## Given task A
Please pick out every line in the records that contains the string "window", matching case exactly, and copy each one.
## Given task B
Carry on the news brief about Indonesia's parliamentary election, starting right after its final sentence.

## Source passage

World News Brief, Thursday April 10

Indonesia counts votes in parliamentary election; Japan and US trade officials meet; 24 killed in Islamabad shopping mall terror attack; new French PM passes confidence vote; and more 

Top of the Agenda

Indonesia Counts Votes in Crucial Power Transition

Indonesia voted for a new parliament on Wednesday as the world's third-largest democracy faces a crucial transition of power. Initial poll results showed the main opposition party, the Indonesian Democratic Party-Struggle, in the lead (FT). With President Susilo Bambang Yudhoyono stepping down in October after reaching his two-term limit, Indonesians are choosing a new House of Representatives—a process that takes place every five years (Reuters) and determines which parties can nominate candidates for July's highly-anticipated presidential election. The main opposition's presidential candidate, Joko Widodo, the popular governor of Jakarta, is leading national polls (NYT) and has pledged a "more people-centric" style of governance.

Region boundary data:
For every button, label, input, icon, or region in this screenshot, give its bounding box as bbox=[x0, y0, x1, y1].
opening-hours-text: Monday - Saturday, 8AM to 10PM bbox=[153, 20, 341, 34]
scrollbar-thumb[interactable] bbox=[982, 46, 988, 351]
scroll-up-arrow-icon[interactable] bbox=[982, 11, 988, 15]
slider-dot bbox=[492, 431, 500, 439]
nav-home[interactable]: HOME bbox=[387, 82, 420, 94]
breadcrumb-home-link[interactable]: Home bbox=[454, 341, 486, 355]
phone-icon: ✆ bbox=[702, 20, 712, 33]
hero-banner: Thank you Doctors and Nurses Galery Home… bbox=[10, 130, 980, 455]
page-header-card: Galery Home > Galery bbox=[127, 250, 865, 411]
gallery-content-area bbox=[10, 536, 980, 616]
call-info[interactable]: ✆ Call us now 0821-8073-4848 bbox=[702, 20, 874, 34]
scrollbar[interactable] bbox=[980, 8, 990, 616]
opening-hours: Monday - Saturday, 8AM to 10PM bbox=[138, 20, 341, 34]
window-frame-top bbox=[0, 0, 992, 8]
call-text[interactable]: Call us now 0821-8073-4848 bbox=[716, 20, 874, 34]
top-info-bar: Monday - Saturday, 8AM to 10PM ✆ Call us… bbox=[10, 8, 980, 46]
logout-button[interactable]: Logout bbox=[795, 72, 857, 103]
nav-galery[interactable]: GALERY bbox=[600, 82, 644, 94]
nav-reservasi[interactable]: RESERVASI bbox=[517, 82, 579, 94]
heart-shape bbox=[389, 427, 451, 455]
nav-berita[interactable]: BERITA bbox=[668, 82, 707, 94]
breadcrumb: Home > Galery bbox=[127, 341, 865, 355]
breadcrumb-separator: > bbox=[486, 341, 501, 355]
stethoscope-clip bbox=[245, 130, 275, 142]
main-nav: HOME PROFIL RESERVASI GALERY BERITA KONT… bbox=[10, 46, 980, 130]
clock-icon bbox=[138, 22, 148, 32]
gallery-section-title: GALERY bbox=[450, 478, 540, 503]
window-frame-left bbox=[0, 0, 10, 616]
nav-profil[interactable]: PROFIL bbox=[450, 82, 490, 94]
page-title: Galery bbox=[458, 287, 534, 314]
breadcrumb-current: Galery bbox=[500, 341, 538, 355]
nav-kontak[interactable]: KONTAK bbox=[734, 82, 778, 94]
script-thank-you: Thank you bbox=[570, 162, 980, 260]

## Exercise answer A
window-frame-top bbox=[0, 0, 992, 8]
window-frame-left bbox=[0, 0, 10, 616]

## Exercise answer B
"As Bakrie calls on the ghost of Suharto, Jokowi is rekindling the idealist Sukarno of the independence era, when many saw Indonesia as having a bright future—while, at the same time, blazing his own identity," writes Nithin Coca for al-Jazeera.

"Behind the razzmatazz of the election, a bit more is at stake than how well Jokowi's party fares. The lower house is not the rubber-stamp institution it was under Suharto. Indonesia's next president will have to work with it, not least to pass a $160 billion-odd budget," writes the Economist.

"Southeast Asia's biggest economy has thrived since recovering from the Asian financial crisis of 1997-98 but it faces a growing list of challenges, from rising social inequality to entrenched corruption and overstretched infrastructure to slowing economic growth," writes Ben Bland for the Financial Times.


Pacific Rim

Japan, U.S. Talk TPP

Japanese and U.S. trade officials met Wednesday to discuss outstanding issues (Japan Times) surrounding the Trans-Pacific Partnership, including Japanese tariffs on farm goods and auto trade concerns. The bid to break the stalemate comes ahead of U.S. president Barack Obama's visit to Tokyo in two weeks.

This CFR interview delves into Japan's push for the TPP.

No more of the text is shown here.